• [GIVEN INSTRUCTION]: Pull out, word for word, the stretch of the material from its very start through the line containing "147, 679, 167]", including both ends.

-------- MATERIALS PROVIDED

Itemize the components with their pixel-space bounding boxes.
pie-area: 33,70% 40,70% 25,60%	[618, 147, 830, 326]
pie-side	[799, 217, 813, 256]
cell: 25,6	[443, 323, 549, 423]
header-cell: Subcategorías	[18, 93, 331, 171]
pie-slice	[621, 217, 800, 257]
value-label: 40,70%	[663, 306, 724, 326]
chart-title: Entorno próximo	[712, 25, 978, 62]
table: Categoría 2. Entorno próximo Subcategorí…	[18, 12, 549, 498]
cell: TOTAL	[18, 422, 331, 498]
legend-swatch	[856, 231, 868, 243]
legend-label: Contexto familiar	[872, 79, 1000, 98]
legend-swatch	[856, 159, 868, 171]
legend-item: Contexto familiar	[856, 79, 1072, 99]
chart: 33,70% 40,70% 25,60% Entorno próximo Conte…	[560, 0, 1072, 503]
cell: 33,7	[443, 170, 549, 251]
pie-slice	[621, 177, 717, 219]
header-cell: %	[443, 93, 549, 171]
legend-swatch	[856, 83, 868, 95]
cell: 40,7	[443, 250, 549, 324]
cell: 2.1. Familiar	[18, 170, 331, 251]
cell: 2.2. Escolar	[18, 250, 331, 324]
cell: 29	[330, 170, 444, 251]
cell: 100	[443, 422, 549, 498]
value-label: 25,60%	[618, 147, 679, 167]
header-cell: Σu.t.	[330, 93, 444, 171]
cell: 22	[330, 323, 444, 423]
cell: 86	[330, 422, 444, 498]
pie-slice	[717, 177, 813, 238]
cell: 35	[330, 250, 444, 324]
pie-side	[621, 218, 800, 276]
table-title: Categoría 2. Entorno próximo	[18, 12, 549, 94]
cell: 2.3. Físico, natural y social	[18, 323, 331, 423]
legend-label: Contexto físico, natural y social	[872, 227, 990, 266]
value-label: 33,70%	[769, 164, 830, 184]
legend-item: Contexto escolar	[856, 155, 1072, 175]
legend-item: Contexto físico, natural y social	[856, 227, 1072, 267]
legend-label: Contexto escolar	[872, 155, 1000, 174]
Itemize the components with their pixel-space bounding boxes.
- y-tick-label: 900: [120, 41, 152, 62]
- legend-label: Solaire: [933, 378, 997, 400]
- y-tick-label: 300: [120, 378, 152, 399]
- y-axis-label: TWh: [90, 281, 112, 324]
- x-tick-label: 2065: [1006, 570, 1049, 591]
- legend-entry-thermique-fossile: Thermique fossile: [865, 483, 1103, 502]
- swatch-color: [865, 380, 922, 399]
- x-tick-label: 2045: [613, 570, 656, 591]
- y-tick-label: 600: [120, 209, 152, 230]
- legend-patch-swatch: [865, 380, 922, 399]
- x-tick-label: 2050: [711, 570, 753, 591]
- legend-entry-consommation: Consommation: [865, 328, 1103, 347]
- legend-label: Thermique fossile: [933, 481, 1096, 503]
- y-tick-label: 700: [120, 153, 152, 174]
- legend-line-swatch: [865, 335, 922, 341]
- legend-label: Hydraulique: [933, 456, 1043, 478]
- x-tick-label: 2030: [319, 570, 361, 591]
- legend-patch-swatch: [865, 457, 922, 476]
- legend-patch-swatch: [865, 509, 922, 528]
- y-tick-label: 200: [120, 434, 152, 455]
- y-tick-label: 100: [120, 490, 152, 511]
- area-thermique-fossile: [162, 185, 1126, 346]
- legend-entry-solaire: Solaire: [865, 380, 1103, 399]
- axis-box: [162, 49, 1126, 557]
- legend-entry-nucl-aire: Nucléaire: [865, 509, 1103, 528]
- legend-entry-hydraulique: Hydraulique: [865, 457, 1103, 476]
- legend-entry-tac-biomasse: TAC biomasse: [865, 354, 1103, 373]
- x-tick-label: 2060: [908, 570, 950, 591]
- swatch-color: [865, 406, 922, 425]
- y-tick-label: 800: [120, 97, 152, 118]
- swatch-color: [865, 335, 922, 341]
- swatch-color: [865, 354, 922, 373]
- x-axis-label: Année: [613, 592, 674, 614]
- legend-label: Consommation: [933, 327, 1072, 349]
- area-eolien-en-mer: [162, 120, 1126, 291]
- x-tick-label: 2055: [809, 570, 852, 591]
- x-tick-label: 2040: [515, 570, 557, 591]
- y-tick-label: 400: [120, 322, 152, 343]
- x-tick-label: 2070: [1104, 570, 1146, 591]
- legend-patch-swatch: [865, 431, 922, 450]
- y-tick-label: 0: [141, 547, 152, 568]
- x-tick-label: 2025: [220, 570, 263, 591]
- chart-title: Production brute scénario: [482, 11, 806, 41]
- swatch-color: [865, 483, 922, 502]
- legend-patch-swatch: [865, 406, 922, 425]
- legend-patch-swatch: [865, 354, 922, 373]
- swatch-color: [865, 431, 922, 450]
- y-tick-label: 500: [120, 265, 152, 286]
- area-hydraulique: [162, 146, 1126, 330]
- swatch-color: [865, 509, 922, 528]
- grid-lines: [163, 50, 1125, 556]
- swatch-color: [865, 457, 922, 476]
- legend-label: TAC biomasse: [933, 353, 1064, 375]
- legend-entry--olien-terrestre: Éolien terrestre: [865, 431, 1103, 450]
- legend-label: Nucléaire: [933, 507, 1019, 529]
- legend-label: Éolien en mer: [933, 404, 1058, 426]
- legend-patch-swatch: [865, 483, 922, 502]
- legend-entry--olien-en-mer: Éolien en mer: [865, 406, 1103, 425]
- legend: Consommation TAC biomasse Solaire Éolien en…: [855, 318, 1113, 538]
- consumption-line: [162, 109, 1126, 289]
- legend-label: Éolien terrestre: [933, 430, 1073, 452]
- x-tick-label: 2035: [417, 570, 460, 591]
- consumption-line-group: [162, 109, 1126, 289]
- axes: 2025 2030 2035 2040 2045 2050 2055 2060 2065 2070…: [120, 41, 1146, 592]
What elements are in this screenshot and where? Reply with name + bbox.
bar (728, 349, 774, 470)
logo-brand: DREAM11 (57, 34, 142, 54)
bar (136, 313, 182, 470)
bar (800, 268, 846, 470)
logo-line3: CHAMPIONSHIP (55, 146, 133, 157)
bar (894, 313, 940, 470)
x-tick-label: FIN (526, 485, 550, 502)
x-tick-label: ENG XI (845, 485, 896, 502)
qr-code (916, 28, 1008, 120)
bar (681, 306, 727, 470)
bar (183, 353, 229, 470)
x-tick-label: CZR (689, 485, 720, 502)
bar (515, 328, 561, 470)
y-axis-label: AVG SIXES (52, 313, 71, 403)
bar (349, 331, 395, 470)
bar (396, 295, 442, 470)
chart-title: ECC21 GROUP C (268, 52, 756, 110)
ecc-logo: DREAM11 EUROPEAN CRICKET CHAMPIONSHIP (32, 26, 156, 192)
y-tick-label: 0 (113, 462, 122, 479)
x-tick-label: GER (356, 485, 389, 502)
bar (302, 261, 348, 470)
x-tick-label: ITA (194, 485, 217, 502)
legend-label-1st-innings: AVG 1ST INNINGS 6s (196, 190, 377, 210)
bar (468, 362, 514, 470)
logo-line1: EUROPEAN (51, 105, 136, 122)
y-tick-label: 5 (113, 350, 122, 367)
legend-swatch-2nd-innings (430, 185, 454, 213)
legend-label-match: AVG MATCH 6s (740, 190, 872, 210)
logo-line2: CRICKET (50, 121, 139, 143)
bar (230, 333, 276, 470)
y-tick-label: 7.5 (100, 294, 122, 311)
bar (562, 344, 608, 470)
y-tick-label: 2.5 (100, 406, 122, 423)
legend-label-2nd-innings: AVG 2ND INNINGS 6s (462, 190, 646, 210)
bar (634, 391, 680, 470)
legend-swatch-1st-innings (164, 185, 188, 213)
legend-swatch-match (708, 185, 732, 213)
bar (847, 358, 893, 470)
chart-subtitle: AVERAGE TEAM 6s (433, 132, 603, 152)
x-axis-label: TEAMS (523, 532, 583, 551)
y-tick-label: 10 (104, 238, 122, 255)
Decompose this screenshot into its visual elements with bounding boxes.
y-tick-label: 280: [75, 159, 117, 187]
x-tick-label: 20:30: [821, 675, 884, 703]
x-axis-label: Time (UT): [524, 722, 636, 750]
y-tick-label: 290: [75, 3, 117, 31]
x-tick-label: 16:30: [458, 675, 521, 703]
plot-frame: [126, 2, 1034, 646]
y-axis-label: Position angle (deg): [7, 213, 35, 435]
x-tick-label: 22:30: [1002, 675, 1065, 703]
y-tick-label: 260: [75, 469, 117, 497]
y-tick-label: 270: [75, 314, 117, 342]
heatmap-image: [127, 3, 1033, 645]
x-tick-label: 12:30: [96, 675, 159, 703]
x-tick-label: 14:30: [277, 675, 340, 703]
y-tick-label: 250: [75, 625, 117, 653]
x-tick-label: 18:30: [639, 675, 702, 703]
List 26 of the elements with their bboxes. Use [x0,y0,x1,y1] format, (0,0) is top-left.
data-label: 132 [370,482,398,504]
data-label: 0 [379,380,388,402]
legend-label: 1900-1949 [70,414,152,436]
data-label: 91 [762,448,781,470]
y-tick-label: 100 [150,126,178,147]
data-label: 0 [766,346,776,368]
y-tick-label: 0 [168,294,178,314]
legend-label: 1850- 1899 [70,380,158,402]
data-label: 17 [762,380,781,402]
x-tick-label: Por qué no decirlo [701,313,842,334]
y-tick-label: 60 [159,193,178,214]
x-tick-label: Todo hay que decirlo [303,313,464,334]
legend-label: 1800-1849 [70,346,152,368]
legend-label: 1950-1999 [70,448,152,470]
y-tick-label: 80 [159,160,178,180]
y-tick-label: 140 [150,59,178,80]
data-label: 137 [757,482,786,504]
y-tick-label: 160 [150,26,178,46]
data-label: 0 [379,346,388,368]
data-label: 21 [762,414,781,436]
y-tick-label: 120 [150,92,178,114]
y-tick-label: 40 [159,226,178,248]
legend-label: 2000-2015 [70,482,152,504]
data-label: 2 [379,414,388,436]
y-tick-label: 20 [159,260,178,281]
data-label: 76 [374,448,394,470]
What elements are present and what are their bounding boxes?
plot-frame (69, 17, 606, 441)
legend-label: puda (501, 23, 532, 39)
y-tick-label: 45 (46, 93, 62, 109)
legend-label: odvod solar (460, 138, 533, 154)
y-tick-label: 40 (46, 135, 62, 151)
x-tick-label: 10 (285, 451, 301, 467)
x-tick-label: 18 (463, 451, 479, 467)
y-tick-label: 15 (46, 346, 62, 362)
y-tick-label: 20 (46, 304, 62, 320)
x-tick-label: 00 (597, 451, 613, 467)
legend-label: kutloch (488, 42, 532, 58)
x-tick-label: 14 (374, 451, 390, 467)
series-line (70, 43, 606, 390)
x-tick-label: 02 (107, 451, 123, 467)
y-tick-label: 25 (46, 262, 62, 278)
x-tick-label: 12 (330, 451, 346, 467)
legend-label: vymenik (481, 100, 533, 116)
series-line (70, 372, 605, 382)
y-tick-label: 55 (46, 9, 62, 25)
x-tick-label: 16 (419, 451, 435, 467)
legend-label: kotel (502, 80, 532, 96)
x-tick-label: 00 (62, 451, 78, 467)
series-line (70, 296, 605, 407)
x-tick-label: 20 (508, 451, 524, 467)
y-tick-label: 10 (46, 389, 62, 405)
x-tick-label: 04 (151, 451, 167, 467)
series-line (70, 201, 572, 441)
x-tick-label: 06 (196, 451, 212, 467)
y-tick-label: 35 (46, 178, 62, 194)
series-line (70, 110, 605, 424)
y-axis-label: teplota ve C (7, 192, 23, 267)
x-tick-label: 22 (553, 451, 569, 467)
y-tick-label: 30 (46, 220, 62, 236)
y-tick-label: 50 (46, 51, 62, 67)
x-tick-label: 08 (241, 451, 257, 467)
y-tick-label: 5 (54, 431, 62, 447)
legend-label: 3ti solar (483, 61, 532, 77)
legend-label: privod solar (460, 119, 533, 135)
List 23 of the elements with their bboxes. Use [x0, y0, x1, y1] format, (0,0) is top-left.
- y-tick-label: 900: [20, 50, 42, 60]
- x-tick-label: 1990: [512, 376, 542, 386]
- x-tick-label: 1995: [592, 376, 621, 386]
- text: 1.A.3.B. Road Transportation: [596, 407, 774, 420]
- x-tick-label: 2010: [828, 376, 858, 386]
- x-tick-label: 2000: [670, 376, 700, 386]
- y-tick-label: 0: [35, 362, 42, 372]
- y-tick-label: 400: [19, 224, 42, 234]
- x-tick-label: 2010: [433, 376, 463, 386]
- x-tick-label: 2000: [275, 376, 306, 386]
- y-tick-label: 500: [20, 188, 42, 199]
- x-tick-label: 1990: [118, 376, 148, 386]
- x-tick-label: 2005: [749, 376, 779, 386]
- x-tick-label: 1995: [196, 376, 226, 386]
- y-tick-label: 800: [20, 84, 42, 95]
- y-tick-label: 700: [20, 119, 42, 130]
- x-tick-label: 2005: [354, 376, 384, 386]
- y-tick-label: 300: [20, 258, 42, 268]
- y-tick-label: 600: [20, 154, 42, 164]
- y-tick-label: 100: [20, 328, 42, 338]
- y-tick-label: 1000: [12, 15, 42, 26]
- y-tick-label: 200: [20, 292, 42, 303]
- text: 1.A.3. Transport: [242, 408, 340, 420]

----------------

• [EXERCISE RESULT]:
Itemize the components with their pixel-space bounding boxes.
pie-area: 33,70% 40,70% 25,60%	[618, 147, 830, 326]
pie-side	[799, 217, 813, 256]
cell: 25,6	[443, 323, 549, 423]
header-cell: Subcategorías	[18, 93, 331, 171]
pie-slice	[621, 217, 800, 257]
value-label: 40,70%	[663, 306, 724, 326]
chart-title: Entorno próximo	[712, 25, 978, 62]
table: Categoría 2. Entorno próximo Subcategorí…	[18, 12, 549, 498]
cell: TOTAL	[18, 422, 331, 498]
legend-swatch	[856, 231, 868, 243]
legend-label: Contexto familiar	[872, 79, 1000, 98]
legend-swatch	[856, 159, 868, 171]
legend-item: Contexto familiar	[856, 79, 1072, 99]
chart: 33,70% 40,70% 25,60% Entorno próximo Conte…	[560, 0, 1072, 503]
cell: 33,7	[443, 170, 549, 251]
pie-slice	[621, 177, 717, 219]
header-cell: %	[443, 93, 549, 171]
legend-swatch	[856, 83, 868, 95]
cell: 40,7	[443, 250, 549, 324]
cell: 2.1. Familiar	[18, 170, 331, 251]
cell: 2.2. Escolar	[18, 250, 331, 324]
cell: 29	[330, 170, 444, 251]
cell: 100	[443, 422, 549, 498]
value-label: 25,60%	[618, 147, 679, 167]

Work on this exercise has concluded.